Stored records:
** BEGIN **
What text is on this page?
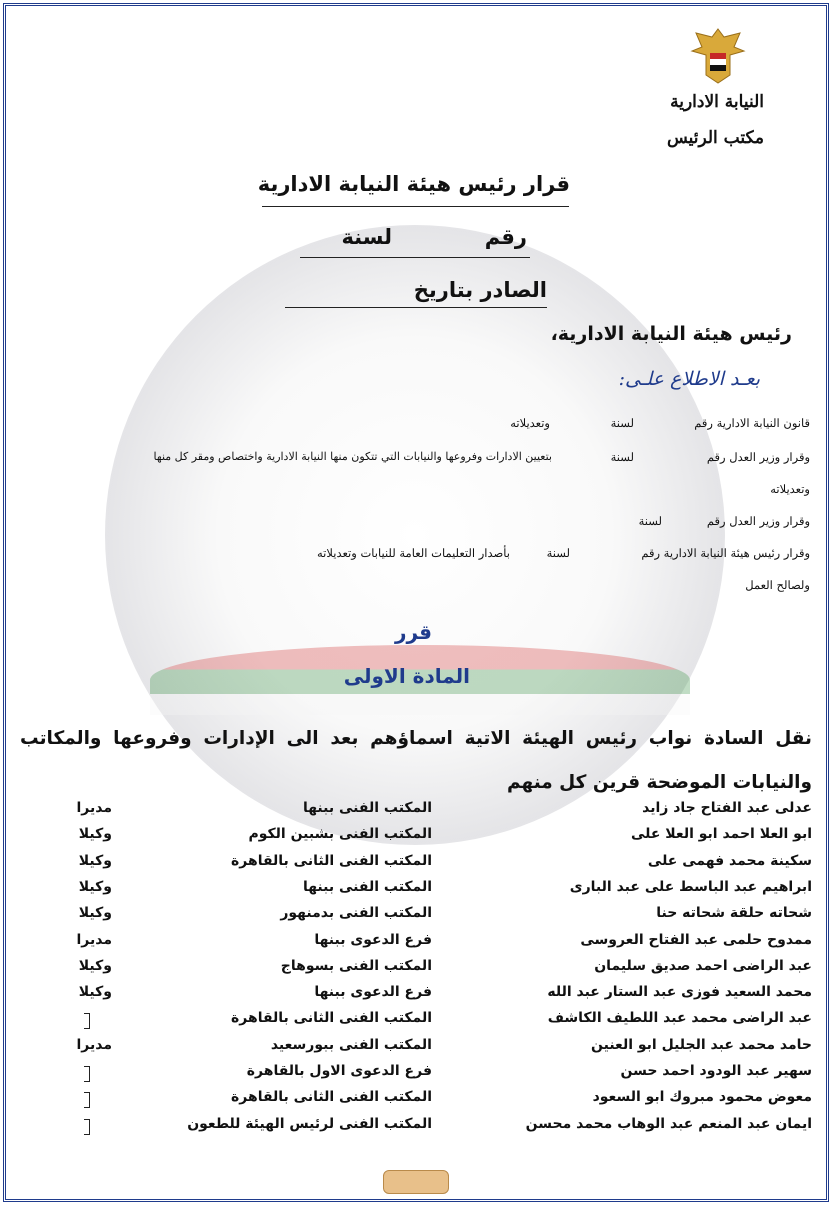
النيابة الادارية
مكتب الرئيس
قرار رئيس هيئة النيابة الادارية
رقم
لسنة
الصادر بتاريخ
رئيس هيئة النيابة الادارية،
بعـد الاطلاع علـى:
قانون النيابة الادارية رقم
لسنة
وتعديلاته
وقرار وزير العدل رقم
لسنة
بتعيين الادارات وفروعها والنيابات التي تتكون منها النيابة الادارية واختصاص ومقر كل منها
وتعديلاته
وقرار وزير العدل رقم
لسنة
وقرار رئيس هيئة النيابة الادارية رقم
لسنة
بأصدار التعليمات العامة للنيابات وتعديلاته
ولصالح العمل
قرر
المادة الاولى
نقل السادة نواب رئيس الهيئة الاتية اسماؤهم بعد الى الإدارات وفروعها والمكاتب
والنيابات الموضحة قرين كل منهم
عدلى عبد الفتاح جاد زايد
المكتب الفنى ببنها
مديرا
ابو العلا احمد ابو العلا على
المكتب الفنى بشبين الكوم
وكيلا
سكينة محمد فهمى على
المكتب الفنى الثانى بالقاهرة
وكيلا
ابراهيم عبد الباسط على عبد البارى
المكتب الفنى ببنها
وكيلا
شحاته حلقة شحاته حنا
المكتب الفنى بدمنهور
وكيلا
ممدوح حلمى عبد الفتاح العروسى
فرع الدعوى ببنها
مديرا
عبد الراضى احمد صديق سليمان
المكتب الفنى بسوهاج
وكيلا
محمد السعيد فوزى عبد الستار عبد الله
فرع الدعوى ببنها
وكيلا
عبد الراضى محمد عبد اللطيف الكاشف
المكتب الفنى الثانى بالقاهرة
حامد محمد عبد الجليل ابو العنين
المكتب الفنى ببورسعيد
مديرا
سهير عبد الودود احمد حسن
فرع الدعوى الاول بالقاهرة
معوض محمود مبروك ابو السعود
المكتب الفنى الثانى بالقاهرة
ايمان عبد المنعم عبد الوهاب محمد محسن
المكتب الفنى لرئيس الهيئة للطعون
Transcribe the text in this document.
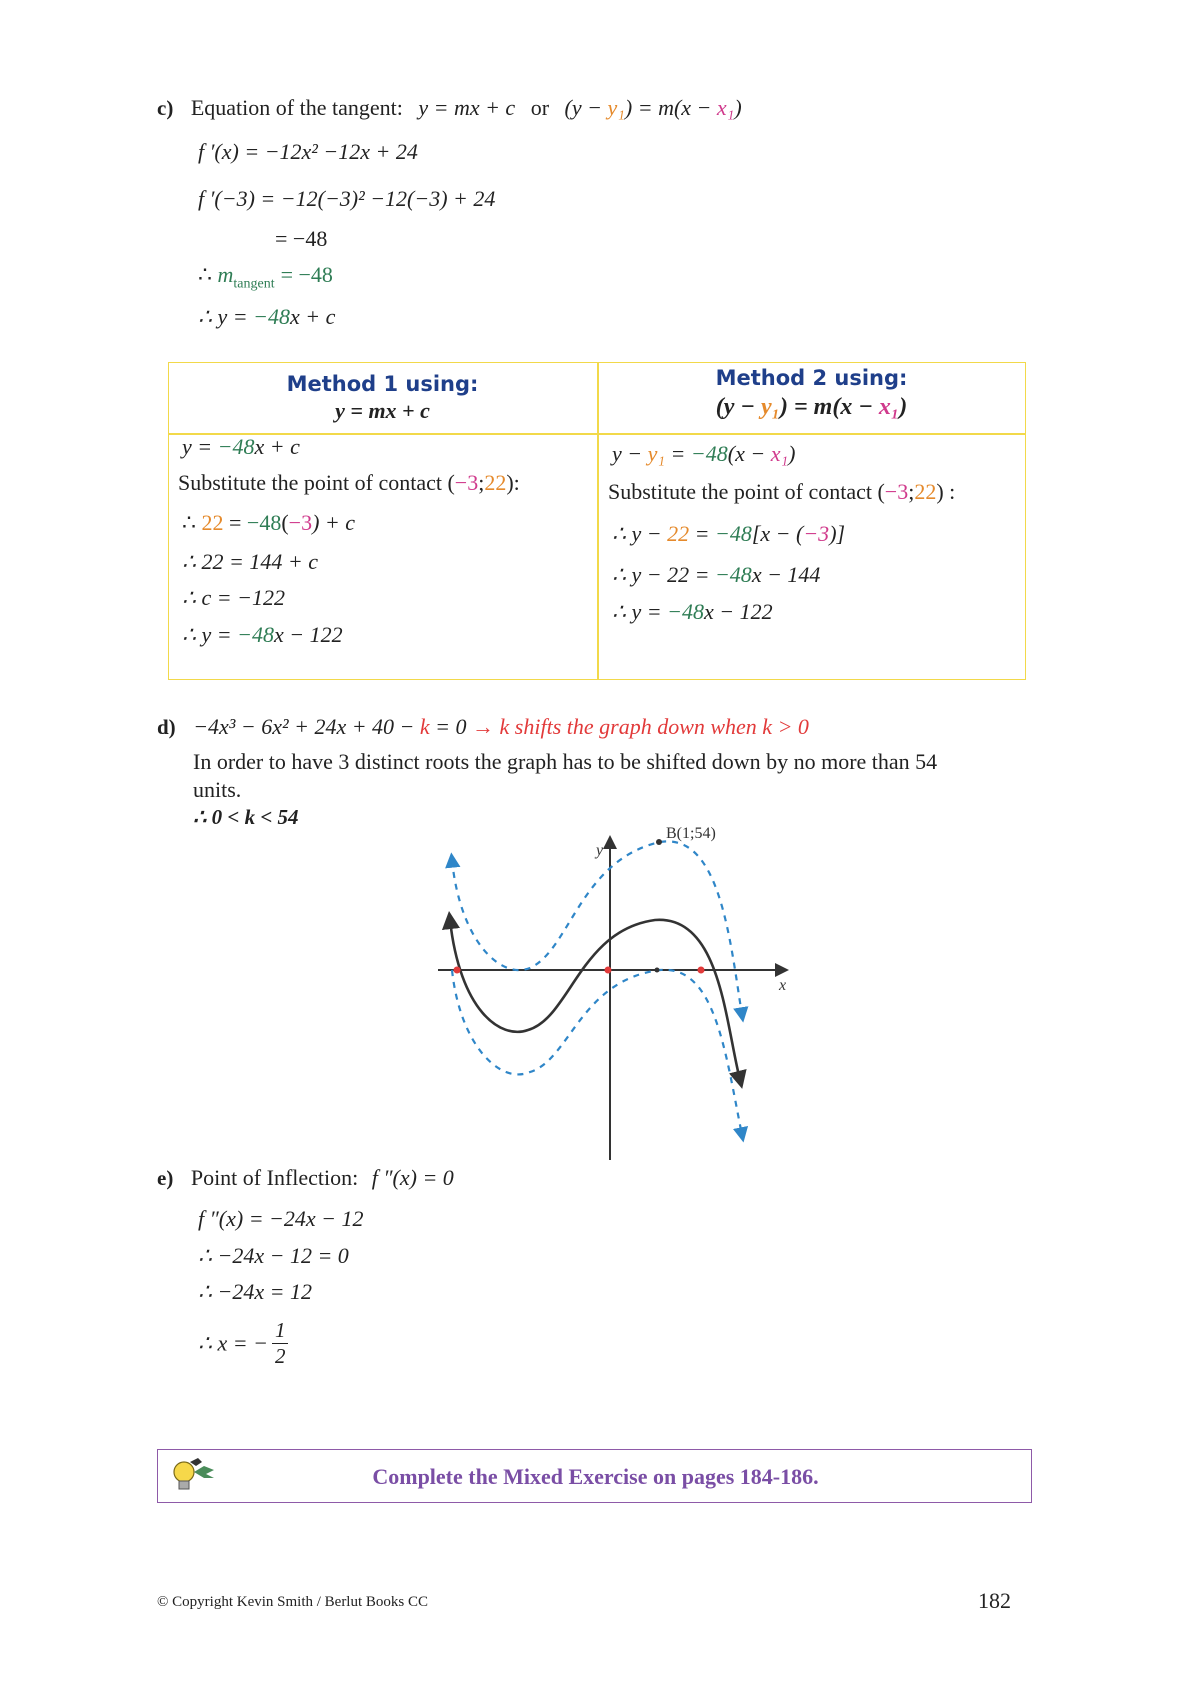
c) Equation of the tangent: y = mx + c or (y − y₁) = m(x − x₁)
f ′(x) = −12x² −12x + 24
f ′(−3) = −12(−3)² −12(−3) + 24
= −48
∴ $m_{tangent} = -48$
∴ y = −48x + c
Method 1 using:
y = mx + c
Method 2 using:
(y − y₁) = m(x − x₁)
y = −48x + c
Substitute the point of contact (−3;22):
∴ 22 = −48(−3) + c
∴ 22 = 144 + c
∴ c = −122
∴ y = −48x − 122
y − y₁ = −48(x − x₁)
Substitute the point of contact (−3;22) :
∴ y − 22 = −48[x − (−3)]
∴ y − 22 = −48x − 144
∴ y = −48x − 122
d) −4x³ − 6x² + 24x + 40 − k = 0 → k shifts the graph down when k > 0
In order to have 3 distinct roots the graph has to be shifted down by no more than 54
units.
∴ 0 < k < 54
y
x
B(1;54)
e) Point of Inflection: f ″(x) = 0
f ″(x) = −24x − 12
∴ −24x − 12 = 0
∴ −24x = 12
∴ x = − $\frac{1}{2}$
Complete the Mixed Exercise on pages 184-186.
© Copyright Kevin Smith / Berlut Books CC	182
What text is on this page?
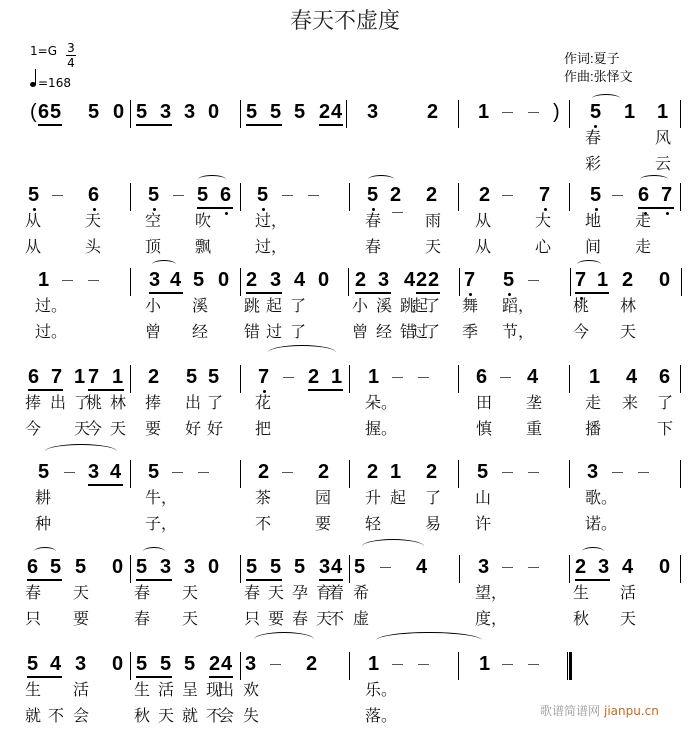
春天不虚度
1=G 3
4
=168
作词:夏子
作曲:张怿文
( 6 5 5 0 5 3 3 0 5 5 5 2 4 3 2 1	) 5 1 1
春	风
彩	云
5 6 5 5 6 5	5 2 2 2 7 5 6 7
从	天	空 吹	过，	春	雨 从	大 地 走
从	头	顶 飘	过，	春	天 从	心 间 走
1	3 4 5 0 2 3 4 0 2 3 4 2 2 7 5	7 1 2 0
过。	小 溪 跳 起 了	小 溪 跳起了 舞 蹈， 桃 林
过。	曾 经 错 过 了	曾 经 错过了 季 节， 今 天
6 7 1 7 1 2 5 5 7 2 1 1	6 4	1 4 6
捧 出 了桃 林 捧 出 了 花	朵。	田 垄	走 来 了
今 天今 天 要 好 好 把	握。	慎 重	播	下
5 3 4 5	2 2 2 1 2 5	3
耕	牛，	茶	园 升 起 了 山	歌。
种	子，	不	要 轻	易 许	诺。
6 5 5 0 5 3 3 0 5 5 5 3 4 5	4	3	2 3 4 0
春 天	春 天	春 天 孕 育着 希	望，	生 活
只 要	春 天	只 要 春 天不 虚	度，	秋 天
5 4 3 0 5 5 5 2 4 3 2	1	1
生 活	生 活 呈 现出 欢	乐。
就 不 会	秋 天 就 不会 失	落。	歌谱简谱网 jianpu.cn
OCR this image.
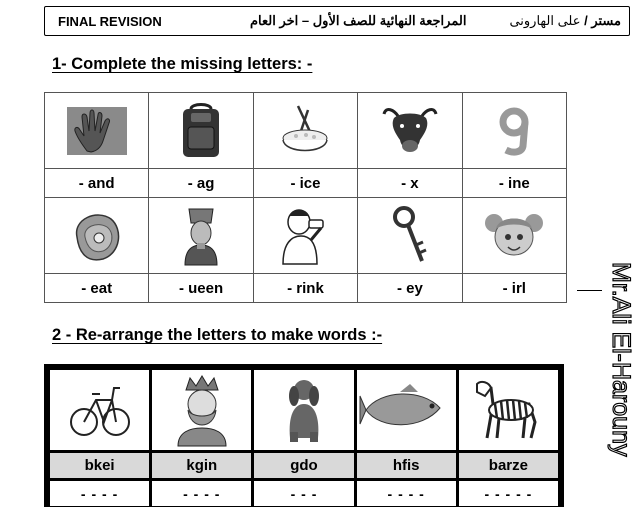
FINAL REVISION	المراجعة النهائية للصف الأول – اخر العام	مستر / على الهارونى
1- Complete the missing letters: -

- and	- ag	- ice	- x	- ine

- eat	- ueen	- rink	- ey	- irl
2 - Re-arrange the letters to make words :-
bkei	kgin	gdo	hfis	barze
- - - -	- - - -	- - -	- - - -	- - - - -
Mr.Ali El-Harouny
** END **
**Task statement**.
Of the lines in the listing above, how many hold the string "محمد"? Reply with the number only.

**Output of the task**.
5